#### MATERIAL PROVIDED

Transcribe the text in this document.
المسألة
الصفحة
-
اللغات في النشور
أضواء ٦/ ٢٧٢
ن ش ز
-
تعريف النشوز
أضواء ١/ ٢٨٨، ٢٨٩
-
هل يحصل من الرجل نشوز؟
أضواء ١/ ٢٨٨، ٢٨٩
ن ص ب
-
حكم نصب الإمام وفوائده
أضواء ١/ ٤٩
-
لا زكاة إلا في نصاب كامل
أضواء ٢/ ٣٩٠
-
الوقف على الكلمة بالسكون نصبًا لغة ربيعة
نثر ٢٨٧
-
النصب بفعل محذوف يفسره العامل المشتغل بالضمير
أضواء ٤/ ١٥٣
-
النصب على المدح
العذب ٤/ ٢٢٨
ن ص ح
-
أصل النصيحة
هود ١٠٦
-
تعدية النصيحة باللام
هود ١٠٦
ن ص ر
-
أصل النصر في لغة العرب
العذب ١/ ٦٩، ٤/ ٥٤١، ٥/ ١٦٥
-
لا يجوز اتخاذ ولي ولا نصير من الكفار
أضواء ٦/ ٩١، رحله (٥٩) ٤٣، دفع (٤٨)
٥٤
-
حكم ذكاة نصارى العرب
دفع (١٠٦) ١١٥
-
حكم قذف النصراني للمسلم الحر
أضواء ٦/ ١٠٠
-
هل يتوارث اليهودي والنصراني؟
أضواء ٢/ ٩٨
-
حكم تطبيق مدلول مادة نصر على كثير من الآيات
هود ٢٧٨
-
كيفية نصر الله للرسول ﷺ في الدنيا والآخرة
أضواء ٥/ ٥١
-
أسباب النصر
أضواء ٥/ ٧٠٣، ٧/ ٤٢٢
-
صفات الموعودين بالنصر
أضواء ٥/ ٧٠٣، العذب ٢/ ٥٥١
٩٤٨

########

WHAT YOU HAVE TO DO — Give all of the entries again, word for word.

FULL OUTPUT —
Transcribe the text in this document.
المسألة
الصفحة
-
اللغات في النشور
أضواء ٦/ ٢٧٢
ن ش ز
-
تعريف النشوز
أضواء ١/ ٢٨٨، ٢٨٩
-
هل يحصل من الرجل نشوز؟
أضواء ١/ ٢٨٨، ٢٨٩
ن ص ب
-
حكم نصب الإمام وفوائده
أضواء ١/ ٤٩
-
لا زكاة إلا في نصاب كامل
أضواء ٢/ ٣٩٠
-
الوقف على الكلمة بالسكون نصبًا لغة ربيعة
نثر ٢٨٧
-
النصب بفعل محذوف يفسره العامل المشتغل بالضمير
أضواء ٤/ ١٥٣
-
النصب على المدح
العذب ٤/ ٢٢٨
ن ص ح
-
أصل النصيحة
هود ١٠٦
-
تعدية النصيحة باللام
هود ١٠٦
ن ص ر
-
أصل النصر في لغة العرب
العذب ١/ ٦٩، ٤/ ٥٤١، ٥/ ١٦٥
-
لا يجوز اتخاذ ولي ولا نصير من الكفار
أضواء ٦/ ٩١، رحله (٥٩) ٤٣، دفع (٤٨)
٥٤
-
حكم ذكاة نصارى العرب
دفع (١٠٦) ١١٥
-
حكم قذف النصراني للمسلم الحر
أضواء ٦/ ١٠٠
-
هل يتوارث اليهودي والنصراني؟
أضواء ٢/ ٩٨
-
حكم تطبيق مدلول مادة نصر على كثير من الآيات
هود ٢٧٨
-
كيفية نصر الله للرسول ﷺ في الدنيا والآخرة
أضواء ٥/ ٥١
-
أسباب النصر
أضواء ٥/ ٧٠٣، ٧/ ٤٢٢
-
صفات الموعودين بالنصر
أضواء ٥/ ٧٠٣، العذب ٢/ ٥٥١
٩٤٨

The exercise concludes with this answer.